◆ Stated problem ◆
Show all lines from the listing below that contain "optimal".

============

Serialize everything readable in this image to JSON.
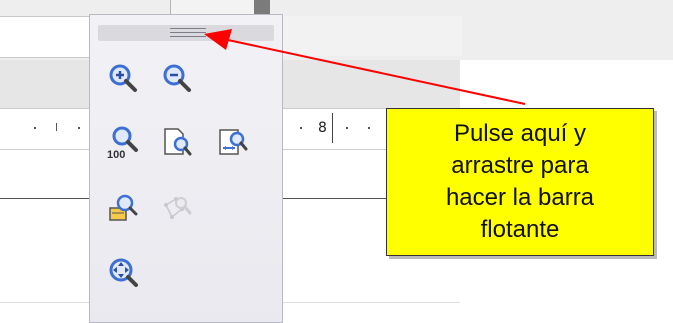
{
  "ruler": {
    "number": "8"
  },
  "toolbar": {
    "buttons": [
      {
        "name": "zoom-in",
        "icon": "zoom-in-icon",
        "enabled": true
      },
      {
        "name": "zoom-out",
        "icon": "zoom-out-icon",
        "enabled": true
      },
      {
        "name": "zoom-100",
        "icon": "zoom-100-icon",
        "label": "100",
        "enabled": true
      },
      {
        "name": "entire-page",
        "icon": "entire-page-icon",
        "enabled": true
      },
      {
        "name": "page-width",
        "icon": "page-width-icon",
        "enabled": true
      },
      {
        "name": "optimal-view",
        "icon": "optimal-view-icon",
        "enabled": true
      },
      {
        "name": "object-zoom",
        "icon": "object-zoom-icon",
        "enabled": false
      },
      {
        "name": "shift",
        "icon": "shift-icon",
        "enabled": true
      }
    ]
  },
  "callout": {
    "text": "Pulse aquí y\narrastre para\nhacer la barra\nflotante",
    "background": "#ffff00"
  },
  "colors": {
    "arrow": "#ff0000",
    "magnifier_blue": "#3e6fd2"
  }
}
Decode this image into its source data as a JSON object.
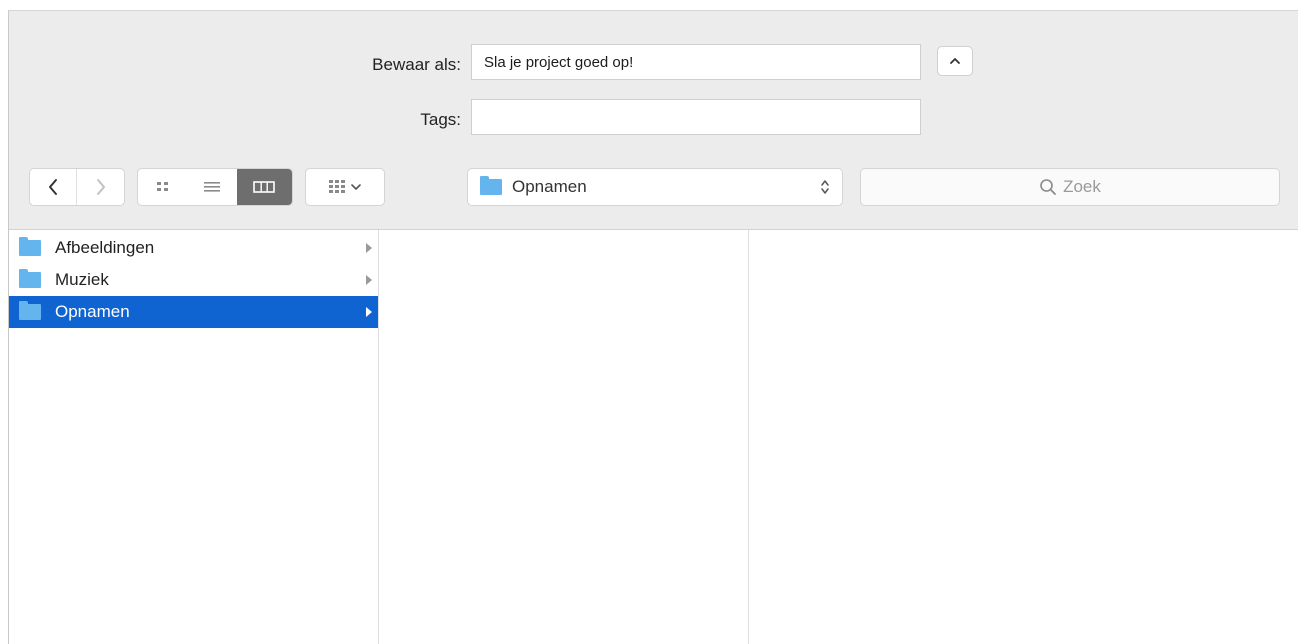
{
  "save_panel": {
    "save_as_label": "Bewaar als:",
    "save_as_value": "Sla je project goed op!",
    "tags_label": "Tags:",
    "tags_value": ""
  },
  "toolbar": {
    "back_icon": "chevron-left-icon",
    "forward_icon": "chevron-right-icon",
    "view_modes": [
      "icon-view",
      "list-view",
      "column-view"
    ],
    "active_view": "column-view",
    "group_menu_icon": "grid-icon",
    "location": "Opnamen",
    "search_placeholder": "Zoek"
  },
  "browser": {
    "column1": [
      {
        "label": "Afbeeldingen",
        "selected": false
      },
      {
        "label": "Muziek",
        "selected": false
      },
      {
        "label": "Opnamen",
        "selected": true
      }
    ]
  },
  "colors": {
    "selection": "#0f64d2",
    "folder": "#64b5ee",
    "header_bg": "#ececec"
  }
}
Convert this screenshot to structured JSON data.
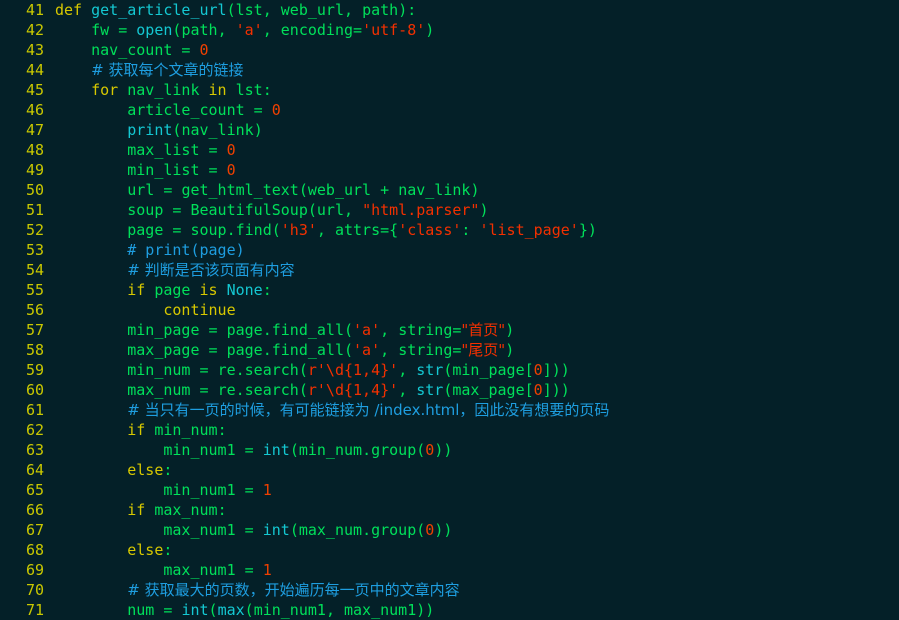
{
  "editor": {
    "background": "#042028",
    "language": "python",
    "first_line_number": 41,
    "last_line_number": 71,
    "palette": {
      "line_number": "#c9c800",
      "keyword": "#d7c800",
      "function": "#14c8d2",
      "identifier": "#00e05a",
      "string": "#f33000",
      "number": "#f04000",
      "comment": "#1e9ee0",
      "background": "#042028"
    },
    "lines": [
      {
        "number": "41",
        "tokens": [
          {
            "t": "def",
            "c": "kw"
          },
          {
            "t": " ",
            "c": "pun"
          },
          {
            "t": "get_article_url",
            "c": "fn"
          },
          {
            "t": "(",
            "c": "pun"
          },
          {
            "t": "lst",
            "c": "id"
          },
          {
            "t": ", ",
            "c": "pun"
          },
          {
            "t": "web_url",
            "c": "id"
          },
          {
            "t": ", ",
            "c": "pun"
          },
          {
            "t": "path",
            "c": "id"
          },
          {
            "t": "):",
            "c": "pun"
          }
        ]
      },
      {
        "number": "42",
        "tokens": [
          {
            "t": "    ",
            "c": "pun"
          },
          {
            "t": "fw",
            "c": "id"
          },
          {
            "t": " = ",
            "c": "op"
          },
          {
            "t": "open",
            "c": "bi"
          },
          {
            "t": "(",
            "c": "pun"
          },
          {
            "t": "path",
            "c": "id"
          },
          {
            "t": ", ",
            "c": "pun"
          },
          {
            "t": "'a'",
            "c": "str"
          },
          {
            "t": ", ",
            "c": "pun"
          },
          {
            "t": "encoding",
            "c": "id"
          },
          {
            "t": "=",
            "c": "op"
          },
          {
            "t": "'utf-8'",
            "c": "str"
          },
          {
            "t": ")",
            "c": "pun"
          }
        ]
      },
      {
        "number": "43",
        "tokens": [
          {
            "t": "    ",
            "c": "pun"
          },
          {
            "t": "nav_count",
            "c": "id"
          },
          {
            "t": " = ",
            "c": "op"
          },
          {
            "t": "0",
            "c": "num"
          }
        ]
      },
      {
        "number": "44",
        "tokens": [
          {
            "t": "    ",
            "c": "pun"
          },
          {
            "t": "# 获取每个文章的链接",
            "c": "com"
          }
        ]
      },
      {
        "number": "45",
        "tokens": [
          {
            "t": "    ",
            "c": "pun"
          },
          {
            "t": "for",
            "c": "kw"
          },
          {
            "t": " ",
            "c": "pun"
          },
          {
            "t": "nav_link",
            "c": "id"
          },
          {
            "t": " ",
            "c": "pun"
          },
          {
            "t": "in",
            "c": "kw"
          },
          {
            "t": " ",
            "c": "pun"
          },
          {
            "t": "lst",
            "c": "id"
          },
          {
            "t": ":",
            "c": "pun"
          }
        ]
      },
      {
        "number": "46",
        "tokens": [
          {
            "t": "        ",
            "c": "pun"
          },
          {
            "t": "article_count",
            "c": "id"
          },
          {
            "t": " = ",
            "c": "op"
          },
          {
            "t": "0",
            "c": "num"
          }
        ]
      },
      {
        "number": "47",
        "tokens": [
          {
            "t": "        ",
            "c": "pun"
          },
          {
            "t": "print",
            "c": "bi"
          },
          {
            "t": "(",
            "c": "pun"
          },
          {
            "t": "nav_link",
            "c": "id"
          },
          {
            "t": ")",
            "c": "pun"
          }
        ]
      },
      {
        "number": "48",
        "tokens": [
          {
            "t": "        ",
            "c": "pun"
          },
          {
            "t": "max_list",
            "c": "id"
          },
          {
            "t": " = ",
            "c": "op"
          },
          {
            "t": "0",
            "c": "num"
          }
        ]
      },
      {
        "number": "49",
        "tokens": [
          {
            "t": "        ",
            "c": "pun"
          },
          {
            "t": "min_list",
            "c": "id"
          },
          {
            "t": " = ",
            "c": "op"
          },
          {
            "t": "0",
            "c": "num"
          }
        ]
      },
      {
        "number": "50",
        "tokens": [
          {
            "t": "        ",
            "c": "pun"
          },
          {
            "t": "url",
            "c": "id"
          },
          {
            "t": " = ",
            "c": "op"
          },
          {
            "t": "get_html_text",
            "c": "id"
          },
          {
            "t": "(",
            "c": "pun"
          },
          {
            "t": "web_url",
            "c": "id"
          },
          {
            "t": " + ",
            "c": "op"
          },
          {
            "t": "nav_link",
            "c": "id"
          },
          {
            "t": ")",
            "c": "pun"
          }
        ]
      },
      {
        "number": "51",
        "tokens": [
          {
            "t": "        ",
            "c": "pun"
          },
          {
            "t": "soup",
            "c": "id"
          },
          {
            "t": " = ",
            "c": "op"
          },
          {
            "t": "BeautifulSoup",
            "c": "id"
          },
          {
            "t": "(",
            "c": "pun"
          },
          {
            "t": "url",
            "c": "id"
          },
          {
            "t": ", ",
            "c": "pun"
          },
          {
            "t": "\"html.parser\"",
            "c": "str"
          },
          {
            "t": ")",
            "c": "pun"
          }
        ]
      },
      {
        "number": "52",
        "tokens": [
          {
            "t": "        ",
            "c": "pun"
          },
          {
            "t": "page",
            "c": "id"
          },
          {
            "t": " = ",
            "c": "op"
          },
          {
            "t": "soup",
            "c": "id"
          },
          {
            "t": ".",
            "c": "pun"
          },
          {
            "t": "find",
            "c": "id"
          },
          {
            "t": "(",
            "c": "pun"
          },
          {
            "t": "'h3'",
            "c": "str"
          },
          {
            "t": ", ",
            "c": "pun"
          },
          {
            "t": "attrs",
            "c": "id"
          },
          {
            "t": "={",
            "c": "op"
          },
          {
            "t": "'class'",
            "c": "str"
          },
          {
            "t": ": ",
            "c": "pun"
          },
          {
            "t": "'list_page'",
            "c": "str"
          },
          {
            "t": "})",
            "c": "pun"
          }
        ]
      },
      {
        "number": "53",
        "tokens": [
          {
            "t": "        ",
            "c": "pun"
          },
          {
            "t": "# print(page)",
            "c": "com"
          }
        ]
      },
      {
        "number": "54",
        "tokens": [
          {
            "t": "        ",
            "c": "pun"
          },
          {
            "t": "# 判断是否该页面有内容",
            "c": "com"
          }
        ]
      },
      {
        "number": "55",
        "tokens": [
          {
            "t": "        ",
            "c": "pun"
          },
          {
            "t": "if",
            "c": "kw"
          },
          {
            "t": " ",
            "c": "pun"
          },
          {
            "t": "page",
            "c": "id"
          },
          {
            "t": " ",
            "c": "pun"
          },
          {
            "t": "is",
            "c": "kw"
          },
          {
            "t": " ",
            "c": "pun"
          },
          {
            "t": "None",
            "c": "bi"
          },
          {
            "t": ":",
            "c": "pun"
          }
        ]
      },
      {
        "number": "56",
        "tokens": [
          {
            "t": "            ",
            "c": "pun"
          },
          {
            "t": "continue",
            "c": "kw"
          }
        ]
      },
      {
        "number": "57",
        "tokens": [
          {
            "t": "        ",
            "c": "pun"
          },
          {
            "t": "min_page",
            "c": "id"
          },
          {
            "t": " = ",
            "c": "op"
          },
          {
            "t": "page",
            "c": "id"
          },
          {
            "t": ".",
            "c": "pun"
          },
          {
            "t": "find_all",
            "c": "id"
          },
          {
            "t": "(",
            "c": "pun"
          },
          {
            "t": "'a'",
            "c": "str"
          },
          {
            "t": ", ",
            "c": "pun"
          },
          {
            "t": "string",
            "c": "id"
          },
          {
            "t": "=",
            "c": "op"
          },
          {
            "t": "\"首页\"",
            "c": "str"
          },
          {
            "t": ")",
            "c": "pun"
          }
        ]
      },
      {
        "number": "58",
        "tokens": [
          {
            "t": "        ",
            "c": "pun"
          },
          {
            "t": "max_page",
            "c": "id"
          },
          {
            "t": " = ",
            "c": "op"
          },
          {
            "t": "page",
            "c": "id"
          },
          {
            "t": ".",
            "c": "pun"
          },
          {
            "t": "find_all",
            "c": "id"
          },
          {
            "t": "(",
            "c": "pun"
          },
          {
            "t": "'a'",
            "c": "str"
          },
          {
            "t": ", ",
            "c": "pun"
          },
          {
            "t": "string",
            "c": "id"
          },
          {
            "t": "=",
            "c": "op"
          },
          {
            "t": "\"尾页\"",
            "c": "str"
          },
          {
            "t": ")",
            "c": "pun"
          }
        ]
      },
      {
        "number": "59",
        "tokens": [
          {
            "t": "        ",
            "c": "pun"
          },
          {
            "t": "min_num",
            "c": "id"
          },
          {
            "t": " = ",
            "c": "op"
          },
          {
            "t": "re",
            "c": "id"
          },
          {
            "t": ".",
            "c": "pun"
          },
          {
            "t": "search",
            "c": "id"
          },
          {
            "t": "(",
            "c": "pun"
          },
          {
            "t": "r'\\d{1,4}'",
            "c": "str"
          },
          {
            "t": ", ",
            "c": "pun"
          },
          {
            "t": "str",
            "c": "bi"
          },
          {
            "t": "(",
            "c": "pun"
          },
          {
            "t": "min_page",
            "c": "id"
          },
          {
            "t": "[",
            "c": "pun"
          },
          {
            "t": "0",
            "c": "num"
          },
          {
            "t": "]))",
            "c": "pun"
          }
        ]
      },
      {
        "number": "60",
        "tokens": [
          {
            "t": "        ",
            "c": "pun"
          },
          {
            "t": "max_num",
            "c": "id"
          },
          {
            "t": " = ",
            "c": "op"
          },
          {
            "t": "re",
            "c": "id"
          },
          {
            "t": ".",
            "c": "pun"
          },
          {
            "t": "search",
            "c": "id"
          },
          {
            "t": "(",
            "c": "pun"
          },
          {
            "t": "r'\\d{1,4}'",
            "c": "str"
          },
          {
            "t": ", ",
            "c": "pun"
          },
          {
            "t": "str",
            "c": "bi"
          },
          {
            "t": "(",
            "c": "pun"
          },
          {
            "t": "max_page",
            "c": "id"
          },
          {
            "t": "[",
            "c": "pun"
          },
          {
            "t": "0",
            "c": "num"
          },
          {
            "t": "]))",
            "c": "pun"
          }
        ]
      },
      {
        "number": "61",
        "tokens": [
          {
            "t": "        ",
            "c": "pun"
          },
          {
            "t": "# 当只有一页的时候，有可能链接为 /index.html，因此没有想要的页码",
            "c": "com"
          }
        ]
      },
      {
        "number": "62",
        "tokens": [
          {
            "t": "        ",
            "c": "pun"
          },
          {
            "t": "if",
            "c": "kw"
          },
          {
            "t": " ",
            "c": "pun"
          },
          {
            "t": "min_num",
            "c": "id"
          },
          {
            "t": ":",
            "c": "pun"
          }
        ]
      },
      {
        "number": "63",
        "tokens": [
          {
            "t": "            ",
            "c": "pun"
          },
          {
            "t": "min_num1",
            "c": "id"
          },
          {
            "t": " = ",
            "c": "op"
          },
          {
            "t": "int",
            "c": "bi"
          },
          {
            "t": "(",
            "c": "pun"
          },
          {
            "t": "min_num",
            "c": "id"
          },
          {
            "t": ".",
            "c": "pun"
          },
          {
            "t": "group",
            "c": "id"
          },
          {
            "t": "(",
            "c": "pun"
          },
          {
            "t": "0",
            "c": "num"
          },
          {
            "t": "))",
            "c": "pun"
          }
        ]
      },
      {
        "number": "64",
        "tokens": [
          {
            "t": "        ",
            "c": "pun"
          },
          {
            "t": "else",
            "c": "kw"
          },
          {
            "t": ":",
            "c": "pun"
          }
        ]
      },
      {
        "number": "65",
        "tokens": [
          {
            "t": "            ",
            "c": "pun"
          },
          {
            "t": "min_num1",
            "c": "id"
          },
          {
            "t": " = ",
            "c": "op"
          },
          {
            "t": "1",
            "c": "num"
          }
        ]
      },
      {
        "number": "66",
        "tokens": [
          {
            "t": "        ",
            "c": "pun"
          },
          {
            "t": "if",
            "c": "kw"
          },
          {
            "t": " ",
            "c": "pun"
          },
          {
            "t": "max_num",
            "c": "id"
          },
          {
            "t": ":",
            "c": "pun"
          }
        ]
      },
      {
        "number": "67",
        "tokens": [
          {
            "t": "            ",
            "c": "pun"
          },
          {
            "t": "max_num1",
            "c": "id"
          },
          {
            "t": " = ",
            "c": "op"
          },
          {
            "t": "int",
            "c": "bi"
          },
          {
            "t": "(",
            "c": "pun"
          },
          {
            "t": "max_num",
            "c": "id"
          },
          {
            "t": ".",
            "c": "pun"
          },
          {
            "t": "group",
            "c": "id"
          },
          {
            "t": "(",
            "c": "pun"
          },
          {
            "t": "0",
            "c": "num"
          },
          {
            "t": "))",
            "c": "pun"
          }
        ]
      },
      {
        "number": "68",
        "tokens": [
          {
            "t": "        ",
            "c": "pun"
          },
          {
            "t": "else",
            "c": "kw"
          },
          {
            "t": ":",
            "c": "pun"
          }
        ]
      },
      {
        "number": "69",
        "tokens": [
          {
            "t": "            ",
            "c": "pun"
          },
          {
            "t": "max_num1",
            "c": "id"
          },
          {
            "t": " = ",
            "c": "op"
          },
          {
            "t": "1",
            "c": "num"
          }
        ]
      },
      {
        "number": "70",
        "tokens": [
          {
            "t": "        ",
            "c": "pun"
          },
          {
            "t": "# 获取最大的页数，开始遍历每一页中的文章内容",
            "c": "com"
          }
        ]
      },
      {
        "number": "71",
        "tokens": [
          {
            "t": "        ",
            "c": "pun"
          },
          {
            "t": "num",
            "c": "id"
          },
          {
            "t": " = ",
            "c": "op"
          },
          {
            "t": "int",
            "c": "bi"
          },
          {
            "t": "(",
            "c": "pun"
          },
          {
            "t": "max",
            "c": "bi"
          },
          {
            "t": "(",
            "c": "pun"
          },
          {
            "t": "min_num1",
            "c": "id"
          },
          {
            "t": ", ",
            "c": "pun"
          },
          {
            "t": "max_num1",
            "c": "id"
          },
          {
            "t": "))",
            "c": "pun"
          }
        ]
      }
    ]
  }
}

============

◆ Worked solution ◆
        "name": "optimal-view",
        "icon": "optimal-view-icon",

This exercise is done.